▶ _Instruction_
Reproduce every line of the records below verbatim, with no changes.

▶ _Boxed element entries_
▼
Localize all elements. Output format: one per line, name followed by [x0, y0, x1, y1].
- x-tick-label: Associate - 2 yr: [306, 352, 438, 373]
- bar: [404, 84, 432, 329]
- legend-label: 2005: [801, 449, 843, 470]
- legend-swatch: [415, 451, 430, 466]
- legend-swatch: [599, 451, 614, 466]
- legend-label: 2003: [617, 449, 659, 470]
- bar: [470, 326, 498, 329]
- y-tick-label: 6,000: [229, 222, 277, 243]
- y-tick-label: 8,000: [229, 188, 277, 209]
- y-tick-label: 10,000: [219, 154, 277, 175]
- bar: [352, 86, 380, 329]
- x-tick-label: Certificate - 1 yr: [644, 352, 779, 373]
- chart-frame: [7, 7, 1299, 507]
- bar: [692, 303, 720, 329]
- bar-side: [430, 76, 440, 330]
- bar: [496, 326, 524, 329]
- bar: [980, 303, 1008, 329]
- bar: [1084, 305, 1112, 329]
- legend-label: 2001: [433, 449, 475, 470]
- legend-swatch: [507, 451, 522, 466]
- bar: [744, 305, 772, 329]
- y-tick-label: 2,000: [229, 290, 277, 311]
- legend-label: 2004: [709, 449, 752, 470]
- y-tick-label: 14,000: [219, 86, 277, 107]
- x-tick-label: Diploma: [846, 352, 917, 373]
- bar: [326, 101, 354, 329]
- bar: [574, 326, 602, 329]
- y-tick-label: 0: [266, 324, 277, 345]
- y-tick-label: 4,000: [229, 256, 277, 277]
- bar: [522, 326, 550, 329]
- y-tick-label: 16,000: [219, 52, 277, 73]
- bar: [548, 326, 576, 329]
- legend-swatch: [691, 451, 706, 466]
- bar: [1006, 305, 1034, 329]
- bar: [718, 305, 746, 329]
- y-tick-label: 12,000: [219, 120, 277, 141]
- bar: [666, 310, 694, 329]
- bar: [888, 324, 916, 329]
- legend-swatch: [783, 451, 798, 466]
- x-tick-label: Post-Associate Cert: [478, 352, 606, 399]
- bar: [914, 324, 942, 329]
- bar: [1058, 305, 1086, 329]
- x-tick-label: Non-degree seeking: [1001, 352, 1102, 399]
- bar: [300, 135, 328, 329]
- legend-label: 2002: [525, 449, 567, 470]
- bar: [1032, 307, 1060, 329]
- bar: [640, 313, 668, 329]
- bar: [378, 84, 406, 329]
▲
▶ _Response to this exercise_
Localize all elements. Output format: one per line, name followed by [x0, y0, x1, y1].
- x-tick-label: Associate - 2 yr: [306, 352, 438, 373]
- bar: [404, 84, 432, 329]
- legend-label: 2005: [801, 449, 843, 470]
- legend-swatch: [415, 451, 430, 466]
- legend-swatch: [599, 451, 614, 466]
- legend-label: 2003: [617, 449, 659, 470]
- bar: [470, 326, 498, 329]
- y-tick-label: 6,000: [229, 222, 277, 243]
- y-tick-label: 8,000: [229, 188, 277, 209]
- y-tick-label: 10,000: [219, 154, 277, 175]
- bar: [352, 86, 380, 329]
- x-tick-label: Certificate - 1 yr: [644, 352, 779, 373]
- chart-frame: [7, 7, 1299, 507]
- bar: [692, 303, 720, 329]
- bar-side: [430, 76, 440, 330]
- bar: [496, 326, 524, 329]
- bar: [980, 303, 1008, 329]
- bar: [1084, 305, 1112, 329]
- legend-label: 2001: [433, 449, 475, 470]
- legend-swatch: [507, 451, 522, 466]
- bar: [744, 305, 772, 329]
- y-tick-label: 2,000: [229, 290, 277, 311]
- legend-label: 2004: [709, 449, 752, 470]
- y-tick-label: 14,000: [219, 86, 277, 107]
- x-tick-label: Diploma: [846, 352, 917, 373]
- bar: [326, 101, 354, 329]
- bar: [574, 326, 602, 329]
- y-tick-label: 0: [266, 324, 277, 345]
- y-tick-label: 4,000: [229, 256, 277, 277]
- bar: [522, 326, 550, 329]
- y-tick-label: 16,000: [219, 52, 277, 73]
- bar: [548, 326, 576, 329]
- legend-swatch: [691, 451, 706, 466]
- bar: [1006, 305, 1034, 329]
- bar: [718, 305, 746, 329]
- y-tick-label: 12,000: [219, 120, 277, 141]
- bar: [666, 310, 694, 329]
- bar: [888, 324, 916, 329]
- legend-swatch: [783, 451, 798, 466]
- x-tick-label: Post-Associate Cert: [478, 352, 606, 399]
- bar: [914, 324, 942, 329]
- bar: [1058, 305, 1086, 329]
- x-tick-label: Non-degree seeking: [1001, 352, 1102, 399]
- bar: [300, 135, 328, 329]
- legend-label: 2002: [525, 449, 567, 470]
- bar: [1032, 307, 1060, 329]
- bar: [640, 313, 668, 329]
- bar: [378, 84, 406, 329]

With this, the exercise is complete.